Getty Images/Pete Rogers Illustrations

There have been so many young stars that have taken over the league this season, so the Fake Teams staff thought it would be a fun idea to give you our All 25 and Younger Fantasy Baseball Team. This is based off of fantasy value and is more relevant for dynasty rather than redraft, as we were considering the value these players will give you for the next five to six years. I’ll put everyone’s voting results for anyone that wants to look at each individual team.

All 25 and Younger Voting Results

Position JOE JT Mike HEATH Mark Zack
Position JOE JT Mike HEATH Mark Zack
Catcher Danny Jansen Chance Sisco Carson Kelly Francisco Mejia Carson Kelly Francisco Mejia
First Base Pete Alonso Pete Alonso Pete Alonso Pete Alonso Pete Alonso Pete Alonso
Second Base Keston Hiura Keston Hiura Ketel Marte Gleyber Torres Gleyber Torres Keston Hiura
Third Base Alex Bregman Alex Bregman Alex Bregman Alex Bregman Alex Bregman Alex Bregman
Shortstop Francisco Lindor Francisco Lindor Francisco Lindor Francisco Lindor Francisco Lindor Fernando Tatis Jr.
Middle Infield Fernando Tatis Fernando Tatis Fernando Tatis Fernando Tatis Fernando Tatis Carlos Correa
Corner Infield Rafael Devers Vladimir Guerrero Jr. Rafael Devers Rafael Devers Rafael Devers Vladimir Guerrero Jr.

_Available data_
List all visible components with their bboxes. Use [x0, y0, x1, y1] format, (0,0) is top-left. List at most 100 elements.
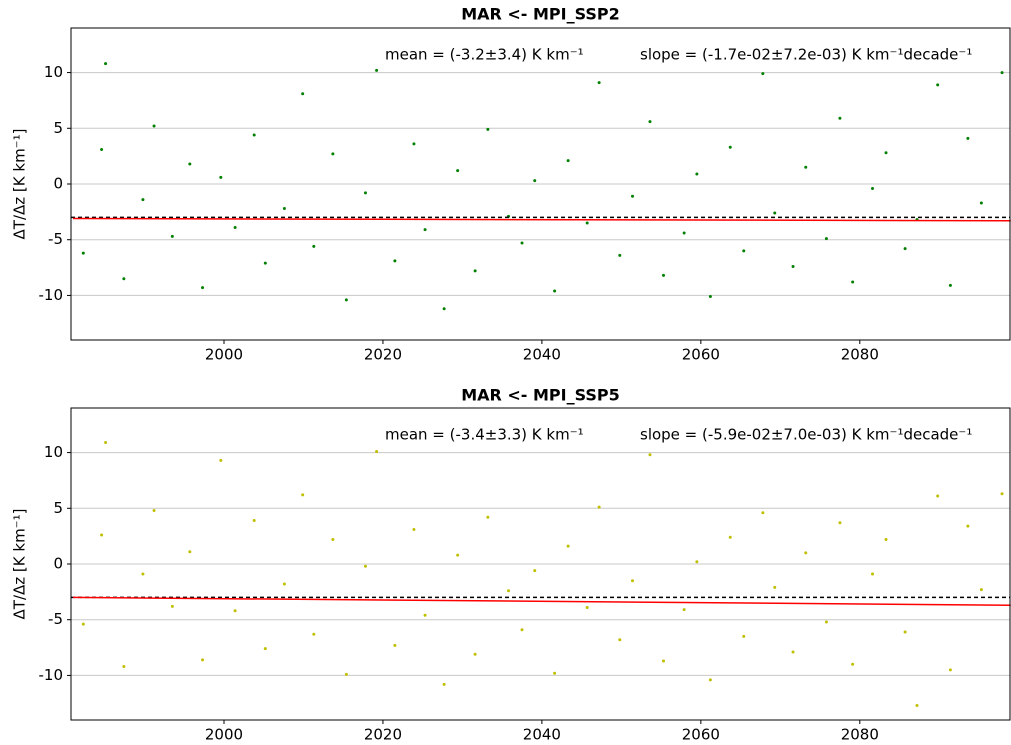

_What is expected_
Which positions are listed in the voting results table of the fantasy baseball article above?

_Full response_
Catcher, First Base, Second Base, Third Base, Shortstop, Middle Infield, Corner Infield